:: EXCERPTED PASSAGE ::
☆ ☆ ☆

Settings¶

Settings is the single configuration object for a Medha instance. It is a Pydantic Settings model, so all fields can be overridden via environment variables with the MEDHA_ prefix.
See the Configuration guide for field descriptions and usage examples.
Settings¶

Bases: BaseSettings
Central configuration for a Medha instance.
Source code in src/medha/config.py
class Settings(BaseSettings):
    """Central configuration for a Medha instance."""

    model_config = SettingsConfigDict(
        env_prefix="MEDHA_",
        env_file=".env",
        env_file_encoding="utf-8",
        extra="ignore",
    )

    # --- Backend selection ---
    backend_type: Literal[
        "qdrant", "memory", "pgvector", "elasticsearch",
        "vectorchord", "chroma", "weaviate", "redis", "azure-search", "lancedb"
    ] = Field(
        default="memory",
        description=(
            "Vector storage backend to use. "
            "'memory' uses pure Python in-process storage, zero external deps (default). "
            "'qdrant' requires qdrant-client (pip install medha-archai[qdrant]). "
            "'pgvector' requires asyncpg and pgvector (pip install medha-archai[pgvector]). "
            "'elasticsearch' requires elasticsearch[async]>=8.12 (pip install medha-archai[elasticsearch]). "
            "'vectorchord' requires asyncpg (pip install medha-archai[vectorchord]). "
            "'chroma' requires chromadb>=0.5 (pip install medha-archai[chroma]). "

☆ ☆ ☆

:: INFORMATION GIVEN ::
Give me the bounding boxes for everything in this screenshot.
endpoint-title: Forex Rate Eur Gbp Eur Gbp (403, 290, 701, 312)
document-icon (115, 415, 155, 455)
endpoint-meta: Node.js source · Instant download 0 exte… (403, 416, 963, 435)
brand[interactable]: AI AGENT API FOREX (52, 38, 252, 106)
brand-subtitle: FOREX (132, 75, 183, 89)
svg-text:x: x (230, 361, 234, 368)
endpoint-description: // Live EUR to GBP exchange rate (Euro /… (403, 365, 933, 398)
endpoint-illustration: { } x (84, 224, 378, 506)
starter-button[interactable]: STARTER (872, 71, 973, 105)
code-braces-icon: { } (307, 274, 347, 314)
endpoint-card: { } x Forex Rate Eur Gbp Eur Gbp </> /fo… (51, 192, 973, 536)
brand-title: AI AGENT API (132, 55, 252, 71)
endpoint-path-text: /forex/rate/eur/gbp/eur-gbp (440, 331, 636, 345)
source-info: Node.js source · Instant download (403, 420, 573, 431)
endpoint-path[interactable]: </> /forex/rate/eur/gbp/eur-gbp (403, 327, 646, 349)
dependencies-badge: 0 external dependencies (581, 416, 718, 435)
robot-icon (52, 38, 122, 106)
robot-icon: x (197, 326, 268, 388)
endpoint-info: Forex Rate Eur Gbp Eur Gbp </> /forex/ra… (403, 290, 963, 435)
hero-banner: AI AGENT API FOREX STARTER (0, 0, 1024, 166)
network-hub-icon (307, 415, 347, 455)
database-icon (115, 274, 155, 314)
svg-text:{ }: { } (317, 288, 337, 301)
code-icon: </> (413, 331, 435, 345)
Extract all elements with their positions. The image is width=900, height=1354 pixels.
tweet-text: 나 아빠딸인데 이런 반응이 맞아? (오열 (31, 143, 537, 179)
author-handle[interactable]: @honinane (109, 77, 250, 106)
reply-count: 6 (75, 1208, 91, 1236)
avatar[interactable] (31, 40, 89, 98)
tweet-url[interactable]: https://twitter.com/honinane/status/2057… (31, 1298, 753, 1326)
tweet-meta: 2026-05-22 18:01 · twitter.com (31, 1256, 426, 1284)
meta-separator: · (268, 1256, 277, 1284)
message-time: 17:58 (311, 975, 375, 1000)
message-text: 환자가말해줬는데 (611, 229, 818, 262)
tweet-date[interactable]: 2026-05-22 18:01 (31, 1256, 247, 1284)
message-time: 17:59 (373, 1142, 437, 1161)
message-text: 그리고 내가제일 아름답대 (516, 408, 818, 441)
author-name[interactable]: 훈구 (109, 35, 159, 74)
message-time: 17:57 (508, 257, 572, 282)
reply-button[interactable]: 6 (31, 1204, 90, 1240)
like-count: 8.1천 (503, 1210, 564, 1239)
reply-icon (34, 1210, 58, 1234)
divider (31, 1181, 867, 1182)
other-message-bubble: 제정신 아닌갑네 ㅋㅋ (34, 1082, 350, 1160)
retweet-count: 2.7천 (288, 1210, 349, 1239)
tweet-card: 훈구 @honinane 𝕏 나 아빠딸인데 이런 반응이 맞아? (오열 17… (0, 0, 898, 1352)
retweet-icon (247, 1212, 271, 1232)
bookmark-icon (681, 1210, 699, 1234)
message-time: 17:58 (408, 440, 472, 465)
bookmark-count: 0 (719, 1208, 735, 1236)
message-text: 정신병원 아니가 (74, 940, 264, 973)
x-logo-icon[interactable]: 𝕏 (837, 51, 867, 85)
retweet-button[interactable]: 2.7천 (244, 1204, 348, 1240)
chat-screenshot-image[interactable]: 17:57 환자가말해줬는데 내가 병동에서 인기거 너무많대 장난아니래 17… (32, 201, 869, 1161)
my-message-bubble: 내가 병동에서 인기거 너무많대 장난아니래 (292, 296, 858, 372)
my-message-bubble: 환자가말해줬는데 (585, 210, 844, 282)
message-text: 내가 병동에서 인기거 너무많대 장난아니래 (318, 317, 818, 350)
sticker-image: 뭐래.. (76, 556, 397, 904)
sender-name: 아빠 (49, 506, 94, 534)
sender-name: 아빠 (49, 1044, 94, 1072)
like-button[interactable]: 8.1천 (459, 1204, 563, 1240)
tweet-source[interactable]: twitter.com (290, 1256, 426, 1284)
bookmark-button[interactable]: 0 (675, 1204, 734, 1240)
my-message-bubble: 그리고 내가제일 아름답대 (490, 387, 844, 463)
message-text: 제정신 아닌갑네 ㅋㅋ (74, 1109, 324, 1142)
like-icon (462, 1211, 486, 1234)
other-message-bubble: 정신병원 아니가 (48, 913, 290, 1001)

☆ ☆ ☆

:: TASK PROMPT ::
Please update the Settings documentation from "Settings is the" through "the MEDHA_ prefix.", replacing "configuration object" with "config object". The items have no connection to the Settings documentation.

:: FINISHED TASK ::
Settings is the single config object for a Medha instance. It is a Pydantic Settings model, so all fields can be overridden via environment variables with the MEDHA_ prefix.